(Records about charts and figures)
::::
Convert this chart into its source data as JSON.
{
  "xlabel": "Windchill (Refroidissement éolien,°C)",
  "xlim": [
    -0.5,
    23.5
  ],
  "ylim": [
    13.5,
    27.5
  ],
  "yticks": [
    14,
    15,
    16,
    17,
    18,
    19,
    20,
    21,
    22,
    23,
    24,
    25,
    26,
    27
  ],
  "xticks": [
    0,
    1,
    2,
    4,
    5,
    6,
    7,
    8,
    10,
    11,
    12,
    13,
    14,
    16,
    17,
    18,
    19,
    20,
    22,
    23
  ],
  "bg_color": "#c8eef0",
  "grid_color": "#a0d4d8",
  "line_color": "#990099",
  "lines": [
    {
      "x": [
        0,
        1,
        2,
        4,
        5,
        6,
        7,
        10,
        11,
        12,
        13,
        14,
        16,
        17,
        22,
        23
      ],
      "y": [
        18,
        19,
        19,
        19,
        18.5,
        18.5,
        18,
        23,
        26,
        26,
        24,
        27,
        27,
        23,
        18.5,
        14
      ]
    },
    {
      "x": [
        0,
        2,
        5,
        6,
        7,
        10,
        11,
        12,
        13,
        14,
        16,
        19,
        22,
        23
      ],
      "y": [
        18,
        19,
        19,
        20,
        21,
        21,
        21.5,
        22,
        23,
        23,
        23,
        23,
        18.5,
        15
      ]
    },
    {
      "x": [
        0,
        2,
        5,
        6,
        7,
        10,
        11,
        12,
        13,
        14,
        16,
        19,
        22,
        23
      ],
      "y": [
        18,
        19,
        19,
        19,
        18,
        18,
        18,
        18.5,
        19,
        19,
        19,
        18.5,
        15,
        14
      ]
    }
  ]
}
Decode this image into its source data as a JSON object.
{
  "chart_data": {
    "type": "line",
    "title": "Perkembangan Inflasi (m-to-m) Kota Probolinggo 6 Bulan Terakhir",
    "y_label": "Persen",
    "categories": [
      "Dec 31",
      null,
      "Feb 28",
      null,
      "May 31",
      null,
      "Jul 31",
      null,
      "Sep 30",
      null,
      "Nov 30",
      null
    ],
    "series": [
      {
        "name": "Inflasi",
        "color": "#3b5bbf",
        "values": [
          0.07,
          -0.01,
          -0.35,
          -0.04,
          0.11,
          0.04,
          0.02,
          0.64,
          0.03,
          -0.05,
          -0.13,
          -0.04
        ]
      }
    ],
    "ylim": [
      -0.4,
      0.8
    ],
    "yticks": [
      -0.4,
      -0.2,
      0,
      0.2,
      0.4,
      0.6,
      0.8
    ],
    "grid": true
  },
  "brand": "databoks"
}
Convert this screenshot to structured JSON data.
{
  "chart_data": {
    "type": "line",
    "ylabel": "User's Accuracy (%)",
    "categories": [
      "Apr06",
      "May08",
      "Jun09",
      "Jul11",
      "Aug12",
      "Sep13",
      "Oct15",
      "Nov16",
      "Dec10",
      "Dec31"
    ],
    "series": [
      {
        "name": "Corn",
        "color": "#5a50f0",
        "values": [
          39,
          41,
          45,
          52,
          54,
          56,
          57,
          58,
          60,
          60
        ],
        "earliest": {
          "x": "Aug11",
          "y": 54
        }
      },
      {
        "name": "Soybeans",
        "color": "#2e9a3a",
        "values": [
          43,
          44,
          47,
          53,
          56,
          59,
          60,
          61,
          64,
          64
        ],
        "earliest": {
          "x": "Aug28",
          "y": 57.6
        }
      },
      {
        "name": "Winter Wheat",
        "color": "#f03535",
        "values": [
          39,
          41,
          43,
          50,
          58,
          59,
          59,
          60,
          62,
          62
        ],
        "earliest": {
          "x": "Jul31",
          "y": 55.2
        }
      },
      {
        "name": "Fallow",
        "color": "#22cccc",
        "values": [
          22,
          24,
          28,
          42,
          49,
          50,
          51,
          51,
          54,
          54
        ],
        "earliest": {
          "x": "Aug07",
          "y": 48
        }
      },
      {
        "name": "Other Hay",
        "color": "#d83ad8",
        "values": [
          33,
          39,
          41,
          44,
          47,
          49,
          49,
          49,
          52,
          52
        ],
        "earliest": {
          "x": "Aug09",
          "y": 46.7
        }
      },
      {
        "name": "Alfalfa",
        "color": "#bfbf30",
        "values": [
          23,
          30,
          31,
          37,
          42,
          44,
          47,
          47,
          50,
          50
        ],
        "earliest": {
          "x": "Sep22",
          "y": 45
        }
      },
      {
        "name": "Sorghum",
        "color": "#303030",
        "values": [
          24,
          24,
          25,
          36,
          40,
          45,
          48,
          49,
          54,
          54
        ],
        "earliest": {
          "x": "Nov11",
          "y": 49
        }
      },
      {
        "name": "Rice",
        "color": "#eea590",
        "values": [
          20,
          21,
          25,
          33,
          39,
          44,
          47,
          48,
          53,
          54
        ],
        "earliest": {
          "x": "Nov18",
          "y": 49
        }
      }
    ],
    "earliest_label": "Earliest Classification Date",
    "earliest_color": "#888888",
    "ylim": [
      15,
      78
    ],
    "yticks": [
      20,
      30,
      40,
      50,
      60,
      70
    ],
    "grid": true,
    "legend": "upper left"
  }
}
::::
* [GIVEN TASK]: Collect the complete line wherever the string "source" appears in the records.

* [COMPLETED EXERCISE]:
Convert this chart into its source data as JSON.
Decode this image into its source data as a JSON object.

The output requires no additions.